- [Records from a data source]

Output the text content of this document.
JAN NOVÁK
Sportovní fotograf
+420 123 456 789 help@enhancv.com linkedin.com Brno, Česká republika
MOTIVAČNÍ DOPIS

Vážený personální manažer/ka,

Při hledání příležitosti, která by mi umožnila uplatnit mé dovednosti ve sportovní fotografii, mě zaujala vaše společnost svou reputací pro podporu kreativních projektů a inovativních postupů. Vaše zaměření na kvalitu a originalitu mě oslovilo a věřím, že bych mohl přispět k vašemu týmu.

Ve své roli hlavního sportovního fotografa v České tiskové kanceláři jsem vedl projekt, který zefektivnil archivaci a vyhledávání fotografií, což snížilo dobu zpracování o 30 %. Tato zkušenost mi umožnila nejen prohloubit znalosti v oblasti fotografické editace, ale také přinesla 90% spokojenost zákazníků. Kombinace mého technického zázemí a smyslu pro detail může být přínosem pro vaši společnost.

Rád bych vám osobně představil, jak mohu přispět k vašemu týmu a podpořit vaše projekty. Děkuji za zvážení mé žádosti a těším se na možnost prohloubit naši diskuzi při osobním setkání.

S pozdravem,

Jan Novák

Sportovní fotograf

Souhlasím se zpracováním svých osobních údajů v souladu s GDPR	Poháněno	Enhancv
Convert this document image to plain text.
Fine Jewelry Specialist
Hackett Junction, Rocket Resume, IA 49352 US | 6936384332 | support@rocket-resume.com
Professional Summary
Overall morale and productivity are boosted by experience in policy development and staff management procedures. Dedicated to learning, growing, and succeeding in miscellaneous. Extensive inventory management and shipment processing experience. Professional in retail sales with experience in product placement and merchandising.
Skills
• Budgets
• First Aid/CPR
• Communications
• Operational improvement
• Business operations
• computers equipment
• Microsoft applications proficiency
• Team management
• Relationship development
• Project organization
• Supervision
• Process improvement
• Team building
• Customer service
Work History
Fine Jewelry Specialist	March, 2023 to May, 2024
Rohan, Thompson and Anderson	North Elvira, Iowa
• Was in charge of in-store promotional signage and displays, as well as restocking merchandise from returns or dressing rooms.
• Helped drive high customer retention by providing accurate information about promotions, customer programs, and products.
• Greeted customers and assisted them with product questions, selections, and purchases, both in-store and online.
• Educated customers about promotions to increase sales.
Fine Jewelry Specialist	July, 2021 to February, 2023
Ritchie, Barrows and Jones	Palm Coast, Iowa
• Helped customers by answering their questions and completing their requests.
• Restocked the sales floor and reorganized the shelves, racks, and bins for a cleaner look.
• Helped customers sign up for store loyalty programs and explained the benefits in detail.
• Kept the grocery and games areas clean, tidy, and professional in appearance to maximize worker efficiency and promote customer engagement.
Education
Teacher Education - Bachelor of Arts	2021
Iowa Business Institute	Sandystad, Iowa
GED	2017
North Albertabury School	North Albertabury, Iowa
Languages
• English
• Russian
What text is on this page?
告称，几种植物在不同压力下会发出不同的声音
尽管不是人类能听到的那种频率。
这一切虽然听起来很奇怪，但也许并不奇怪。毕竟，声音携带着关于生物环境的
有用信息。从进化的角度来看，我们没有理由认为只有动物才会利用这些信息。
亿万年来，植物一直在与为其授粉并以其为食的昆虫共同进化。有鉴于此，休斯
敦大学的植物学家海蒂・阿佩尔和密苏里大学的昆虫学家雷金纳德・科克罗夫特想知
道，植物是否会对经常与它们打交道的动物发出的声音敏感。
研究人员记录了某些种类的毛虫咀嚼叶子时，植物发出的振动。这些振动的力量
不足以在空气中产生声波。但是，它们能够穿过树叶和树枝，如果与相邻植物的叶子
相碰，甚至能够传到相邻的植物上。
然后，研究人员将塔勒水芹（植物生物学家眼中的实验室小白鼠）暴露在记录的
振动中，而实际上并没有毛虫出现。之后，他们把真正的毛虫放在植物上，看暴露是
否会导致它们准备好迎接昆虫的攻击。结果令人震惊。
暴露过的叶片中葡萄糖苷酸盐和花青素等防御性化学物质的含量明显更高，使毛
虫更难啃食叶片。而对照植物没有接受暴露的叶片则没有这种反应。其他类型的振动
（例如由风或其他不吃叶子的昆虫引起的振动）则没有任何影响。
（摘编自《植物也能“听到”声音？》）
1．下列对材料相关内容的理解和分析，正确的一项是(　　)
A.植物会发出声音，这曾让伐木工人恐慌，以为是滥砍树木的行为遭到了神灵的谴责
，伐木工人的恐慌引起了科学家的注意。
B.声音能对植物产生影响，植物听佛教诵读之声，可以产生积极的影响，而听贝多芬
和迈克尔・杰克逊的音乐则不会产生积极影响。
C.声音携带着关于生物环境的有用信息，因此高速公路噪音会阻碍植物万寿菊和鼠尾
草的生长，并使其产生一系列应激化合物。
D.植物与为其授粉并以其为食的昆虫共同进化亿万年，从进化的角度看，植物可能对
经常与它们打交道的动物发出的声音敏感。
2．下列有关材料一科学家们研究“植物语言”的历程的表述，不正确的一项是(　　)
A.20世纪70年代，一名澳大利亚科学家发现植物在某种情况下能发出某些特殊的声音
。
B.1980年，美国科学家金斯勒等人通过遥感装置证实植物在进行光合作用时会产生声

- [Problem statement]
Take the listing above and write it out again exactly.

- [Finished exercise]
Output the text content of this document.
JAN NOVÁK
Sportovní fotograf
+420 123 456 789 help@enhancv.com linkedin.com Brno, Česká republika
MOTIVAČNÍ DOPIS

Vážený personální manažer/ka,

Při hledání příležitosti, která by mi umožnila uplatnit mé dovednosti ve sportovní fotografii, mě zaujala vaše společnost svou reputací pro podporu kreativních projektů a inovativních postupů. Vaše zaměření na kvalitu a originalitu mě oslovilo a věřím, že bych mohl přispět k vašemu týmu.

Ve své roli hlavního sportovního fotografa v České tiskové kanceláři jsem vedl projekt, který zefektivnil archivaci a vyhledávání fotografií, což snížilo dobu zpracování o 30 %. Tato zkušenost mi umožnila nejen prohloubit znalosti v oblasti fotografické editace, ale také přinesla 90% spokojenost zákazníků. Kombinace mého technického zázemí a smyslu pro detail může být přínosem pro vaši společnost.

Rád bych vám osobně představil, jak mohu přispět k vašemu týmu a podpořit vaše projekty. Děkuji za zvážení mé žádosti a těším se na možnost prohloubit naši diskuzi při osobním setkání.

S pozdravem,

Jan Novák

Sportovní fotograf

Souhlasím se zpracováním svých osobních údajů v souladu s GDPR	Poháněno	Enhancv
Convert this document image to plain text.
Fine Jewelry Specialist
Hackett Junction, Rocket Resume, IA 49352 US | 6936384332 | support@rocket-resume.com
Professional Summary
Overall morale and productivity are boosted by experience in policy development and staff management procedures. Dedicated to learning, growing, and succeeding in miscellaneous. Extensive inventory management and shipment processing experience. Professional in retail sales with experience in product placement and merchandising.
Skills
• Budgets
• First Aid/CPR
• Communications
• Operational improvement
• Business operations
• computers equipment
• Microsoft applications proficiency
• Team management
• Relationship development
• Project organization
• Supervision
• Process improvement
• Team building
• Customer service
Work History
Fine Jewelry Specialist	March, 2023 to May, 2024
Rohan, Thompson and Anderson	North Elvira, Iowa
• Was in charge of in-store promotional signage and displays, as well as restocking merchandise from returns or dressing rooms.
• Helped drive high customer retention by providing accurate information about promotions, customer programs, and products.
• Greeted customers and assisted them with product questions, selections, and purchases, both in-store and online.
• Educated customers about promotions to increase sales.
Fine Jewelry Specialist	July, 2021 to February, 2023
Ritchie, Barrows and Jones	Palm Coast, Iowa
• Helped customers by answering their questions and completing their requests.
• Restocked the sales floor and reorganized the shelves, racks, and bins for a cleaner look.
• Helped customers sign up for store loyalty programs and explained the benefits in detail.
• Kept the grocery and games areas clean, tidy, and professional in appearance to maximize worker efficiency and promote customer engagement.
Education
Teacher Education - Bachelor of Arts	2021
Iowa Business Institute	Sandystad, Iowa
GED	2017
North Albertabury School	North Albertabury, Iowa
Languages
• English
• Russian
What text is on this page?
告称，几种植物在不同压力下会发出不同的声音
尽管不是人类能听到的那种频率。
这一切虽然听起来很奇怪，但也许并不奇怪。毕竟，声音携带着关于生物环境的
有用信息。从进化的角度来看，我们没有理由认为只有动物才会利用这些信息。
亿万年来，植物一直在与为其授粉并以其为食的昆虫共同进化。有鉴于此，休斯
敦大学的植物学家海蒂・阿佩尔和密苏里大学的昆虫学家雷金纳德・科克罗夫特想知
道，植物是否会对经常与它们打交道的动物发出的声音敏感。
研究人员记录了某些种类的毛虫咀嚼叶子时，植物发出的振动。这些振动的力量
不足以在空气中产生声波。但是，它们能够穿过树叶和树枝，如果与相邻植物的叶子
相碰，甚至能够传到相邻的植物上。
然后，研究人员将塔勒水芹（植物生物学家眼中的实验室小白鼠）暴露在记录的
振动中，而实际上并没有毛虫出现。之后，他们把真正的毛虫放在植物上，看暴露是
否会导致它们准备好迎接昆虫的攻击。结果令人震惊。
暴露过的叶片中葡萄糖苷酸盐和花青素等防御性化学物质的含量明显更高，使毛
虫更难啃食叶片。而对照植物没有接受暴露的叶片则没有这种反应。其他类型的振动
（例如由风或其他不吃叶子的昆虫引起的振动）则没有任何影响。
（摘编自《植物也能“听到”声音？》）
1．下列对材料相关内容的理解和分析，正确的一项是(　　)
A.植物会发出声音，这曾让伐木工人恐慌，以为是滥砍树木的行为遭到了神灵的谴责
，伐木工人的恐慌引起了科学家的注意。
B.声音能对植物产生影响，植物听佛教诵读之声，可以产生积极的影响，而听贝多芬
和迈克尔・杰克逊的音乐则不会产生积极影响。
C.声音携带着关于生物环境的有用信息，因此高速公路噪音会阻碍植物万寿菊和鼠尾
草的生长，并使其产生一系列应激化合物。
D.植物与为其授粉并以其为食的昆虫共同进化亿万年，从进化的角度看，植物可能对
经常与它们打交道的动物发出的声音敏感。
2．下列有关材料一科学家们研究“植物语言”的历程的表述，不正确的一项是(　　)
A.20世纪70年代，一名澳大利亚科学家发现植物在某种情况下能发出某些特殊的声音
。
B.1980年，美国科学家金斯勒等人通过遥感装置证实植物在进行光合作用时会产生声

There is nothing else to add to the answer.